• **RECORDS FOR THE TASK**:

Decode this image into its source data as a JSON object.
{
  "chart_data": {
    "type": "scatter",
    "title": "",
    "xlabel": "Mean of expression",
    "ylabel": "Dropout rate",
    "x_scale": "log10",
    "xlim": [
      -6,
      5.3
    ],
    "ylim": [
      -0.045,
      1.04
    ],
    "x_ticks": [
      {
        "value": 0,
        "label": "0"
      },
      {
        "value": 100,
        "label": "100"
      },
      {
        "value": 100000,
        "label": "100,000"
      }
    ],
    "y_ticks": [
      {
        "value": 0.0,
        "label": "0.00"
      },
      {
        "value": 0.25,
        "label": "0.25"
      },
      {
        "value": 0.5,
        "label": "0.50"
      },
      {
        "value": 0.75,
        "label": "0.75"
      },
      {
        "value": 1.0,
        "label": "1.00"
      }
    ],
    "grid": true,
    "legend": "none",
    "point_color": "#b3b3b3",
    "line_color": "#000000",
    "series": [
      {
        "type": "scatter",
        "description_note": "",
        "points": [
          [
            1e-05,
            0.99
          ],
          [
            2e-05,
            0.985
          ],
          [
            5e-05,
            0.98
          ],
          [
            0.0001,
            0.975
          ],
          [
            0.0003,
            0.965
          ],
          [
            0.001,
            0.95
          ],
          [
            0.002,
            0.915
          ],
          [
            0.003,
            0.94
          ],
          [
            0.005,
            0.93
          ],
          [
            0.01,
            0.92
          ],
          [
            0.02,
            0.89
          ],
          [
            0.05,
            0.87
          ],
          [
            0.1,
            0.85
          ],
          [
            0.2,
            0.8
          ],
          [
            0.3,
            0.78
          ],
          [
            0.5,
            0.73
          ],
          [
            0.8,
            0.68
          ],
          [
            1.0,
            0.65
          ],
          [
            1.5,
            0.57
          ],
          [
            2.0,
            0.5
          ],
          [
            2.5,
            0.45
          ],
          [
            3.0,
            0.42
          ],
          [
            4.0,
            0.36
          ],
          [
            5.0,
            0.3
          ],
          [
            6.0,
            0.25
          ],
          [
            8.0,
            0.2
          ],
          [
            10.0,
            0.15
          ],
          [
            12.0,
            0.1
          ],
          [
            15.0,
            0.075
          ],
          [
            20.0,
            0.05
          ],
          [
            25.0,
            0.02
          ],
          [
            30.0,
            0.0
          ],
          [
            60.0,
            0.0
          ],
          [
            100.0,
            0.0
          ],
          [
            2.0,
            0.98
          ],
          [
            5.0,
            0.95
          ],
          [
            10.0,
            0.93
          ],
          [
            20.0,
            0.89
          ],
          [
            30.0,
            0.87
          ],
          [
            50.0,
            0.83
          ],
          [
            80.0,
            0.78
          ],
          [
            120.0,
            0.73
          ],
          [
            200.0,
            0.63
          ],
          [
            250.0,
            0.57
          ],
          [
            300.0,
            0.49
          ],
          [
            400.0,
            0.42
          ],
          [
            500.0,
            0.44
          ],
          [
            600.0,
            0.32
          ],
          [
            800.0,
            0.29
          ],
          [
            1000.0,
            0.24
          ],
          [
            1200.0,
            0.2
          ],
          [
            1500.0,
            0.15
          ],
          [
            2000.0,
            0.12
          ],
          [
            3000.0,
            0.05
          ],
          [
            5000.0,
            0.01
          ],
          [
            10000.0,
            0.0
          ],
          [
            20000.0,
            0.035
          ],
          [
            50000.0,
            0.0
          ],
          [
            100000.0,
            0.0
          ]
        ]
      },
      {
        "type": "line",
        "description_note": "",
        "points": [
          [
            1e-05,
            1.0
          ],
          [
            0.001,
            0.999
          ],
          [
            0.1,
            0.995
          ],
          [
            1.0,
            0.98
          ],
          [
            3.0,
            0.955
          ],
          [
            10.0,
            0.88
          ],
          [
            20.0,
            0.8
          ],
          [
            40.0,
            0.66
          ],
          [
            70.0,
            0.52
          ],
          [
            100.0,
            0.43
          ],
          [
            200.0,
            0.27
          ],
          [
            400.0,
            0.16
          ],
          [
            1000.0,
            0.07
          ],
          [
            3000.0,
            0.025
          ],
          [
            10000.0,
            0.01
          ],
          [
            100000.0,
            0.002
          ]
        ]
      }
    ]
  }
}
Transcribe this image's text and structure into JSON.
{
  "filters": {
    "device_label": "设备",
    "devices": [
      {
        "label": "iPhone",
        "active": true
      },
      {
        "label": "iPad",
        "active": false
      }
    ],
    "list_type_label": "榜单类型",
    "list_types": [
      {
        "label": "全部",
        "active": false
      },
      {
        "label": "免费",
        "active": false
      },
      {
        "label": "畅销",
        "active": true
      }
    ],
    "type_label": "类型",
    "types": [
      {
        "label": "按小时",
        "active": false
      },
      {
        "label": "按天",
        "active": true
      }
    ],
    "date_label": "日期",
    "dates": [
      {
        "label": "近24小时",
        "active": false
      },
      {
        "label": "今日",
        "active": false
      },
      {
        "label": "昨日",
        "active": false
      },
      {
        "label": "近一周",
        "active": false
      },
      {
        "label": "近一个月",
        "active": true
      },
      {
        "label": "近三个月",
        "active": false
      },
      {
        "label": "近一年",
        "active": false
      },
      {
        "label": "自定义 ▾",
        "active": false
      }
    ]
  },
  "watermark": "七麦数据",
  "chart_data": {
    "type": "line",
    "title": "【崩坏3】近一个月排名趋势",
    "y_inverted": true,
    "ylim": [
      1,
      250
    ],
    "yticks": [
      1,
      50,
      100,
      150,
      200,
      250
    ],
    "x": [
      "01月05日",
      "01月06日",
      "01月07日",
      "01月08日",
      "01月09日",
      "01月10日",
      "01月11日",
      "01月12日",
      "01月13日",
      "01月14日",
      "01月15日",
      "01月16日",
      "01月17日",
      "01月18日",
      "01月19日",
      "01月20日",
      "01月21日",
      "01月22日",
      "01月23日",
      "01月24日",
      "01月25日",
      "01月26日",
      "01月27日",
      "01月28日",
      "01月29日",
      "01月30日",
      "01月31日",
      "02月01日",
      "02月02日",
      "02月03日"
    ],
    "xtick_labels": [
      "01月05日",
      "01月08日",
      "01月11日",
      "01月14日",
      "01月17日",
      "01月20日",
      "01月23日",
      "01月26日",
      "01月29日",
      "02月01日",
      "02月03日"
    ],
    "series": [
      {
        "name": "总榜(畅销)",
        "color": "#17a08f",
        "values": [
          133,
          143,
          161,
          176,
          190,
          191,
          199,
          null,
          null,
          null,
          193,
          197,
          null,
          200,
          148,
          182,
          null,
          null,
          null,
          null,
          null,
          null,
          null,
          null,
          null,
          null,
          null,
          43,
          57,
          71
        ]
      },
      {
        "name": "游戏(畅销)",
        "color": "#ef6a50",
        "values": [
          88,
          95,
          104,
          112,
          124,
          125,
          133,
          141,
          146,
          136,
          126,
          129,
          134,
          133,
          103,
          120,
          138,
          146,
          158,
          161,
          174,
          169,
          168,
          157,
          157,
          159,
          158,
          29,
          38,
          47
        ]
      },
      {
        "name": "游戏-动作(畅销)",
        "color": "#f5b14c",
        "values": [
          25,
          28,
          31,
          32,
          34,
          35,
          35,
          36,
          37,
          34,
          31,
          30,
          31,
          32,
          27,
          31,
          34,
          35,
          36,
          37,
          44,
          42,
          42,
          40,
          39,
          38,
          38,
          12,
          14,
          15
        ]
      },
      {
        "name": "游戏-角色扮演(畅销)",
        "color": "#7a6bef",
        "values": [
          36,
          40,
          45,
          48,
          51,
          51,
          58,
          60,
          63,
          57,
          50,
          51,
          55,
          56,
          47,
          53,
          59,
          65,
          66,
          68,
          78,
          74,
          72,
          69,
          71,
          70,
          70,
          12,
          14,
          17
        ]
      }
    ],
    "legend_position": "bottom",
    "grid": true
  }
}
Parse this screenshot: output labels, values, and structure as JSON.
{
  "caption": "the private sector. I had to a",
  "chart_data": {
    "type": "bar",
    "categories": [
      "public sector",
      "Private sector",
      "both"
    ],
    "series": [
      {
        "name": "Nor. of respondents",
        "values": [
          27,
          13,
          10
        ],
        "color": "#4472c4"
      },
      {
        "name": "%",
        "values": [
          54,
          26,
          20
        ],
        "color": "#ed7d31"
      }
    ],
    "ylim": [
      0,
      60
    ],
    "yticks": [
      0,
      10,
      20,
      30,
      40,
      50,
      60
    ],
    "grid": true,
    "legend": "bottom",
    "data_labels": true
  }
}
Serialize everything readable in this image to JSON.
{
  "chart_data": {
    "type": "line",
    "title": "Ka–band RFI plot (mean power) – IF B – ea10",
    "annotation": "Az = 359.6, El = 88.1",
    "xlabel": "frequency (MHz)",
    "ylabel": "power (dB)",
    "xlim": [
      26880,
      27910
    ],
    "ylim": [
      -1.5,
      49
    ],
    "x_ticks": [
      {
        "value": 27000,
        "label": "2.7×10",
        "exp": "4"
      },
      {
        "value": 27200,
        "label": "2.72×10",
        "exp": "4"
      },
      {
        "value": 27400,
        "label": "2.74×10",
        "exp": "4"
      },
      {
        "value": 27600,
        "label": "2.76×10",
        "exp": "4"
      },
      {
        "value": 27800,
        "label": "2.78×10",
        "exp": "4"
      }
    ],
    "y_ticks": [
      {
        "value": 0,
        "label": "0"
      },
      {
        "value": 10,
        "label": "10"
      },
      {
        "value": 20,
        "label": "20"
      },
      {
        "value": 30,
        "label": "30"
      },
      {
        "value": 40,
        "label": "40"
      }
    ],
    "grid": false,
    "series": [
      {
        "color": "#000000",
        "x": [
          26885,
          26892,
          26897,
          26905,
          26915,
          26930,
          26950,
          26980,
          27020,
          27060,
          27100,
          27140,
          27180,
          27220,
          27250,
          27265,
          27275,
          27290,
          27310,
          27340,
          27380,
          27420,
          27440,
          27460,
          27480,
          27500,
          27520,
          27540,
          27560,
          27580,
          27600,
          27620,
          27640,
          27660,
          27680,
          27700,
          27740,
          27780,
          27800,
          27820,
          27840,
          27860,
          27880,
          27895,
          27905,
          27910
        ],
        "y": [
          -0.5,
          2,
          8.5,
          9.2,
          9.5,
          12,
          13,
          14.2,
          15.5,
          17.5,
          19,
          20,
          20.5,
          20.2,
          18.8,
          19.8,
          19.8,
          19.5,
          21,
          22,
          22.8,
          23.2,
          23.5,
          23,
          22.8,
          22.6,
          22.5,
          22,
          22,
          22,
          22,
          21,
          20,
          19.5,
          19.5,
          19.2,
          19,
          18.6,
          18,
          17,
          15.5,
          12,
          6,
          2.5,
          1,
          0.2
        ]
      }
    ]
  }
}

• **EXERCISE OBJECTIVE**: Copy out each line in the listing that has the word "sector".

• **IN RESPONSE**:
  "caption": "the private sector. I had to a",
      "public sector",
      "Private sector",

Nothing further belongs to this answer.